# AIM:
Pick out every line holding the string "развитие" and copy it.

— begin MATERIAL SHOWN —

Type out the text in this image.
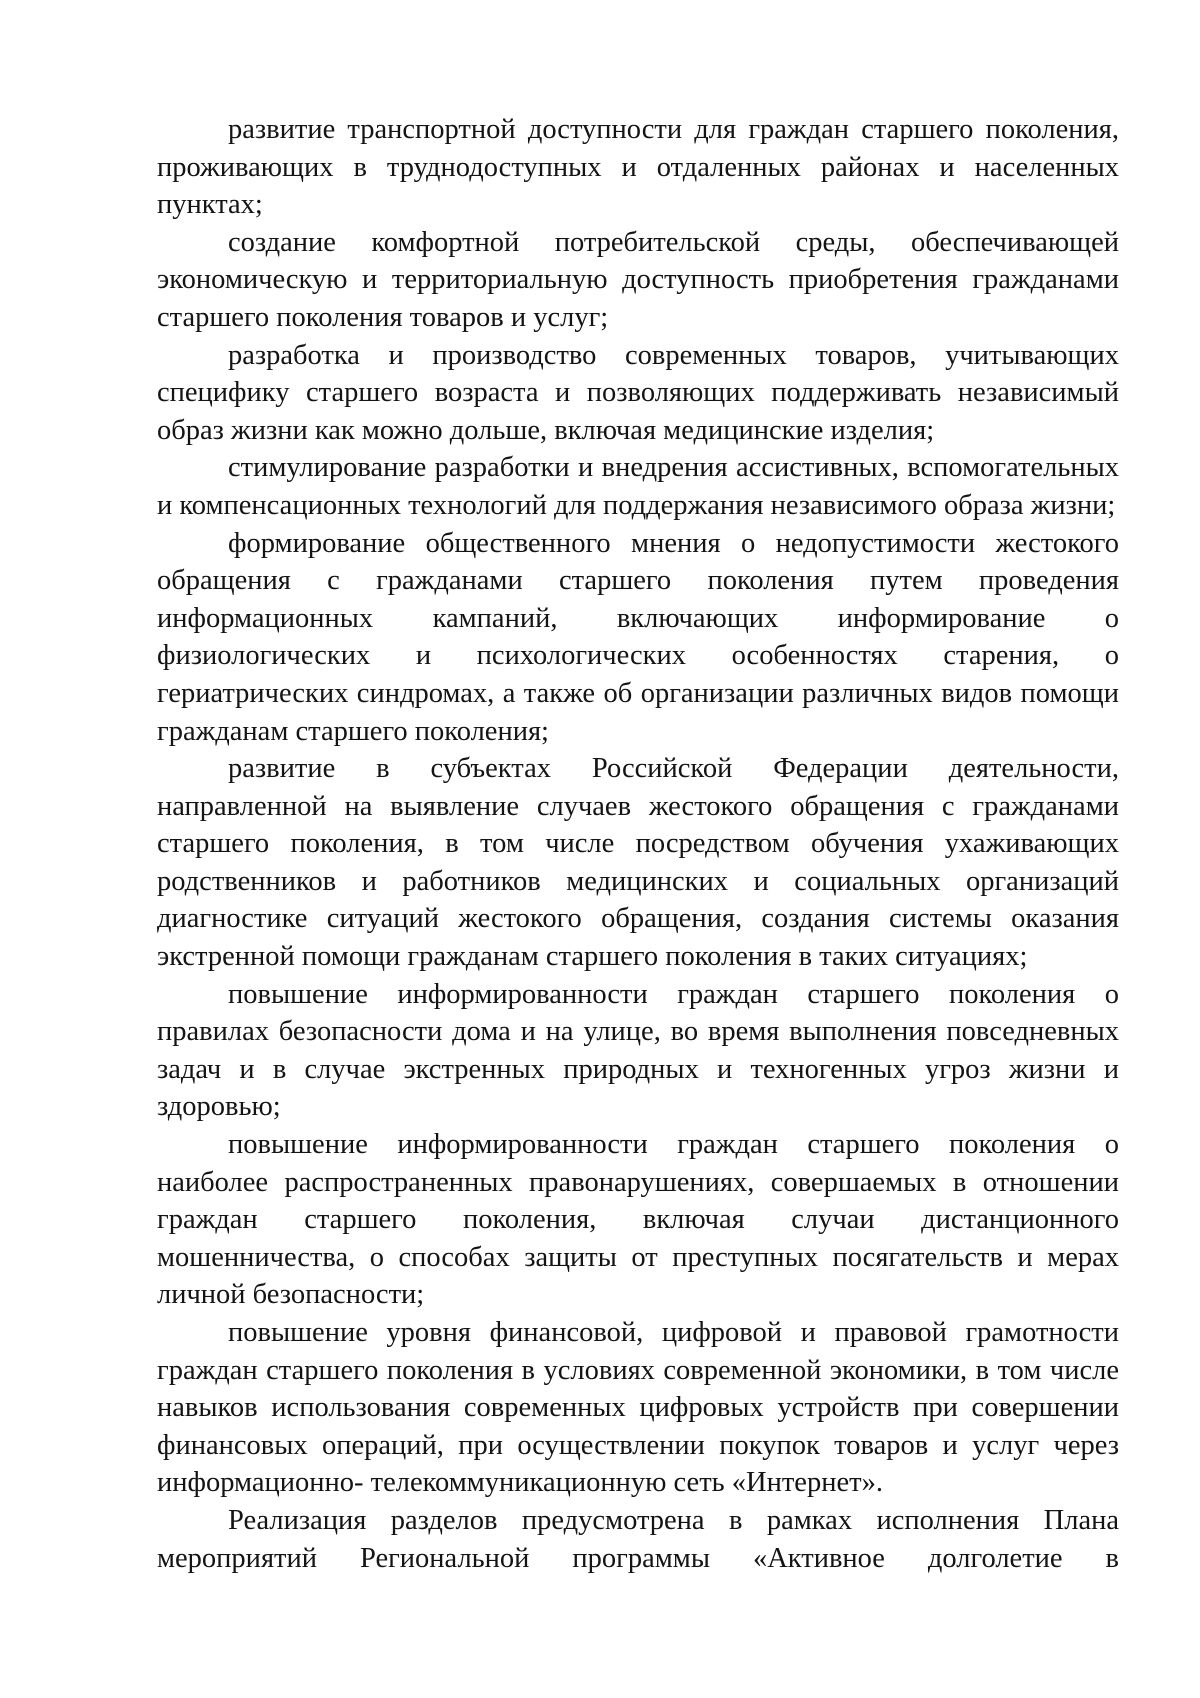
развитие транспортной доступности для граждан старшего поколения, проживающих в труднодоступных и отдаленных районах и населенных пунктах;

создание комфортной потребительской среды, обеспечивающей экономическую и территориальную доступность приобретения гражданами старшего поколения товаров и услуг;

разработка и производство современных товаров, учитывающих специфику старшего возраста и позволяющих поддерживать независимый образ жизни как можно дольше, включая медицинские изделия;

стимулирование разработки и внедрения ассистивных, вспомогательных и компенсационных технологий для поддержания независимого образа жизни;

формирование общественного мнения о недопустимости жестокого обращения с гражданами старшего поколения путем проведения информационных кампаний, включающих информирование о физиологических и психологических особенностях старения, о гериатрических синдромах, а также об организации различных видов помощи гражданам старшего поколения;

развитие в субъектах Российской Федерации деятельности, направленной на выявление случаев жестокого обращения с гражданами старшего поколения, в том числе посредством обучения ухаживающих родственников и работников медицинских и социальных организаций диагностике ситуаций жестокого обращения, создания системы оказания экстренной помощи гражданам старшего поколения в таких ситуациях;

повышение информированности граждан старшего поколения о правилах безопасности дома и на улице, во время выполнения повседневных задач и в случае экстренных природных и техногенных угроз жизни и здоровью;

повышение информированности граждан старшего поколения о наиболее распространенных правонарушениях, совершаемых в отношении граждан старшего поколения, включая случаи дистанционного мошенничества, о способах защиты от преступных посягательств и мерах личной безопасности;

повышение уровня финансовой, цифровой и правовой грамотности граждан старшего поколения в условиях современной экономики, в том числе навыков использования современных цифровых устройств при совершении финансовых операций, при осуществлении покупок товаров и услуг через информационно- телекоммуникационную сеть «Интернет».

Реализация разделов предусмотрена в рамках исполнения Плана мероприятий Региональной программы «Активное долголетие в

— end MATERIAL SHOWN —

# TASK SOLUTION:
развитие транспортной доступности для граждан старшего поколения, проживающих в труднодоступных и отдаленных районах и населенных пунктах;
развитие в субъектах Российской Федерации деятельности, направленной на выявление случаев жестокого обращения с гражданами старшего поколения, в том числе посредством обучения ухаживающих родственников и работников медицинских и социальных организаций диагностике ситуаций жестокого обращения, создания системы оказания экстренной помощи гражданам старшего поколения в таких ситуациях;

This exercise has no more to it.